(Data entries)
+ + + + +

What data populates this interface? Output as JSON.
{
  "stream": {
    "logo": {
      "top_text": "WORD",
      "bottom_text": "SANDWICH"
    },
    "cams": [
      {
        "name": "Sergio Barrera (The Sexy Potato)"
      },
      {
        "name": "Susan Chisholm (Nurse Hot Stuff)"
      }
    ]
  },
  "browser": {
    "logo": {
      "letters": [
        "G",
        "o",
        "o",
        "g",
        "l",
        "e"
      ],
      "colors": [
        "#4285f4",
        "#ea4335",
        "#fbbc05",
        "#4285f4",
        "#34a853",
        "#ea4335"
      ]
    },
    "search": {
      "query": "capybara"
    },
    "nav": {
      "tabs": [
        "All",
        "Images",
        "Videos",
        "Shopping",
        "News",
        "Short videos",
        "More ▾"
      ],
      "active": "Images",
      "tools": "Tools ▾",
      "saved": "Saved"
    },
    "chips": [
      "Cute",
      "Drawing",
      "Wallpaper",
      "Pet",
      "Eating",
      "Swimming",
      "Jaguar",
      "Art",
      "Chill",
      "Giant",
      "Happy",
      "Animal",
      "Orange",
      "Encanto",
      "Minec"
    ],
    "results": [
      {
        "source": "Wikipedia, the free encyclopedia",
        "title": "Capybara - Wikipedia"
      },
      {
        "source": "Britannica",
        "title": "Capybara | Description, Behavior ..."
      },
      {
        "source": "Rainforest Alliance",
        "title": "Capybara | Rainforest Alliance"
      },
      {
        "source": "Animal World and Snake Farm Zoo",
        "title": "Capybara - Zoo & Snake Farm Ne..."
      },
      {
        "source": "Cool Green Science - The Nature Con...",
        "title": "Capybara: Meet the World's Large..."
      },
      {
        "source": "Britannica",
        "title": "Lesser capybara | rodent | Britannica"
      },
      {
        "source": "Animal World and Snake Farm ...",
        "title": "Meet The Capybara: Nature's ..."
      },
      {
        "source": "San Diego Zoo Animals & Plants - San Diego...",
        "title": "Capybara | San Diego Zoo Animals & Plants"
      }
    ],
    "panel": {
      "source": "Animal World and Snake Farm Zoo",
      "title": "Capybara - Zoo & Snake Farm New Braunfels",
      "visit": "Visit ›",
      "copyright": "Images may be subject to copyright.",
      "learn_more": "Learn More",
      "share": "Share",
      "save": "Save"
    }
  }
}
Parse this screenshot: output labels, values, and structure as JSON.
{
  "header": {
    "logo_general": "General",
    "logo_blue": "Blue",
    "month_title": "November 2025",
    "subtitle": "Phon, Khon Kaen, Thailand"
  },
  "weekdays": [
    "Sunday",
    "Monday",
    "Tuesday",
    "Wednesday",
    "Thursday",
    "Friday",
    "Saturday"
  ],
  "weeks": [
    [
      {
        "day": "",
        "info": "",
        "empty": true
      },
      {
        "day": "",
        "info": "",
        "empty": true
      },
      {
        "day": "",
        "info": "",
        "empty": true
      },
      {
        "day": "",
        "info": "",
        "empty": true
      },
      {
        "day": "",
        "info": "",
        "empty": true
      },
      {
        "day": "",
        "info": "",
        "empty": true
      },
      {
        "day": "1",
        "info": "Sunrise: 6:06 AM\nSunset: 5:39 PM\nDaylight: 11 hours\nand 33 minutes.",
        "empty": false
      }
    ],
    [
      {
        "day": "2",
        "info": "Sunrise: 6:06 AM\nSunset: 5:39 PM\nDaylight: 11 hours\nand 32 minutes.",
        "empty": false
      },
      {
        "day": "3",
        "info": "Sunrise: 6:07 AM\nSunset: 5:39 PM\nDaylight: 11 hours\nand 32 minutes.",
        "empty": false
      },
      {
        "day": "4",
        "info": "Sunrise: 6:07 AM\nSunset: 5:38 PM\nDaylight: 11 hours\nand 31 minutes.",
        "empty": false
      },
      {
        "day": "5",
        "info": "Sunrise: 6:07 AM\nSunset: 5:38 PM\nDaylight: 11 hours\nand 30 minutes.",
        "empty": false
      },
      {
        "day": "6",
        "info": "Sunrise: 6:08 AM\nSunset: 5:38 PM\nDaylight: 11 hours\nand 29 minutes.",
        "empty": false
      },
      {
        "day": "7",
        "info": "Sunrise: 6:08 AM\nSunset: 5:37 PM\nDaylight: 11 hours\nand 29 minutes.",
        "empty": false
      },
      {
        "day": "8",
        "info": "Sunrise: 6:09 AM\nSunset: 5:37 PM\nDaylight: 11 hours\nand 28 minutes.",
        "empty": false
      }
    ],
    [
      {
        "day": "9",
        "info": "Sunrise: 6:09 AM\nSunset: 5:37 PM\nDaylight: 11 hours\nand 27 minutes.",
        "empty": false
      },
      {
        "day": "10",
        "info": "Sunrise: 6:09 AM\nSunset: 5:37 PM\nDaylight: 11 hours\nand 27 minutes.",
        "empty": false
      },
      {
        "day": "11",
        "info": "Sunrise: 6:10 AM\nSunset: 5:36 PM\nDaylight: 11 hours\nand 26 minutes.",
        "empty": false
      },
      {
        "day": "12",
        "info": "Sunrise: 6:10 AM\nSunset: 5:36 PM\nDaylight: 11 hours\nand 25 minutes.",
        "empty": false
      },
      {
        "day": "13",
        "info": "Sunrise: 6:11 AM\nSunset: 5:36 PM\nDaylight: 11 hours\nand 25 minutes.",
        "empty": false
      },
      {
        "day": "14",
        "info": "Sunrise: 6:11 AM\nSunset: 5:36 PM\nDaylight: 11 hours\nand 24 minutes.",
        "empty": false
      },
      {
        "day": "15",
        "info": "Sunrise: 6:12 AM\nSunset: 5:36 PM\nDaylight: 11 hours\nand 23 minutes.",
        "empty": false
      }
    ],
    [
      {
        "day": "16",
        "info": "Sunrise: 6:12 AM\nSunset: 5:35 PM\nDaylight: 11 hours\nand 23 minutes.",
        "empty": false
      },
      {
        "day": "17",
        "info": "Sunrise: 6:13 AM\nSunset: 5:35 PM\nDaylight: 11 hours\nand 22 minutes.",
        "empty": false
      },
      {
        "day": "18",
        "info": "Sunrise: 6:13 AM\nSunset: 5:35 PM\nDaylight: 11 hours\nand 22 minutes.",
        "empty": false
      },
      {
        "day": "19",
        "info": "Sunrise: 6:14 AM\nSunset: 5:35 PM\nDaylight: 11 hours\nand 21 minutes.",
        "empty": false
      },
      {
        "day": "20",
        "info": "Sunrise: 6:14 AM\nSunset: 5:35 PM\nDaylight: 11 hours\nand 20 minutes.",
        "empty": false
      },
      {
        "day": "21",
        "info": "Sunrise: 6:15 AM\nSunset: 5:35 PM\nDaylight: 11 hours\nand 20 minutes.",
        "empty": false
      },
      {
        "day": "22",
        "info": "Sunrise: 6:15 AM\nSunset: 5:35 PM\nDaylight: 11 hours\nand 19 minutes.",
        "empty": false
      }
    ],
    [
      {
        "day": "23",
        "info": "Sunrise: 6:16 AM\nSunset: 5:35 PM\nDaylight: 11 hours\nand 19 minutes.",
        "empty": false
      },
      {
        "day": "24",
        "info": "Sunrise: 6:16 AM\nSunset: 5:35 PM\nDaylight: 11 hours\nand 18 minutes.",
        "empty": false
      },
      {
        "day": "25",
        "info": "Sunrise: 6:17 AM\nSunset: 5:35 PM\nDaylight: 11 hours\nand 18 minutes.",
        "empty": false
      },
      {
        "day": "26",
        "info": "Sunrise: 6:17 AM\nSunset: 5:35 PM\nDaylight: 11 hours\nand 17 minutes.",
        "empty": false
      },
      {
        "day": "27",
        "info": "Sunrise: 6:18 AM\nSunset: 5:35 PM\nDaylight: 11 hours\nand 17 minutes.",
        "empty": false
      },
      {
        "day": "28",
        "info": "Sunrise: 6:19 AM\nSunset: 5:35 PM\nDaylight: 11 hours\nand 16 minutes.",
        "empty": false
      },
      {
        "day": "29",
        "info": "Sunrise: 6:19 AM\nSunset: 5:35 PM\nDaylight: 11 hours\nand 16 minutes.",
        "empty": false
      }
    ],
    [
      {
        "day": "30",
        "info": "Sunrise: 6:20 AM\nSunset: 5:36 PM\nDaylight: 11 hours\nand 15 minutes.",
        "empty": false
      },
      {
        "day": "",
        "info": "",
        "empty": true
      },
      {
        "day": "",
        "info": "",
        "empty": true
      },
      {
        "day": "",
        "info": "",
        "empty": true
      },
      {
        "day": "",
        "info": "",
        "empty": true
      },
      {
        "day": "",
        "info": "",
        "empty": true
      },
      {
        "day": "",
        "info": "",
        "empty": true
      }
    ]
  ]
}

+ + + + +

PROBLEM DESCRIPTION —
Return a copy of every line that includes the word "source".

RESULT OF THIS EXERCISE —
        "source": "Wikipedia, the free encyclopedia",
        "source": "Britannica",
        "source": "Rainforest Alliance",
        "source": "Animal World and Snake Farm Zoo",
        "source": "Cool Green Science - The Nature Con...",
        "source": "Britannica",
        "source": "Animal World and Snake Farm ...",
        "source": "San Diego Zoo Animals & Plants - San Diego...",
      "source": "Animal World and Snake Farm Zoo",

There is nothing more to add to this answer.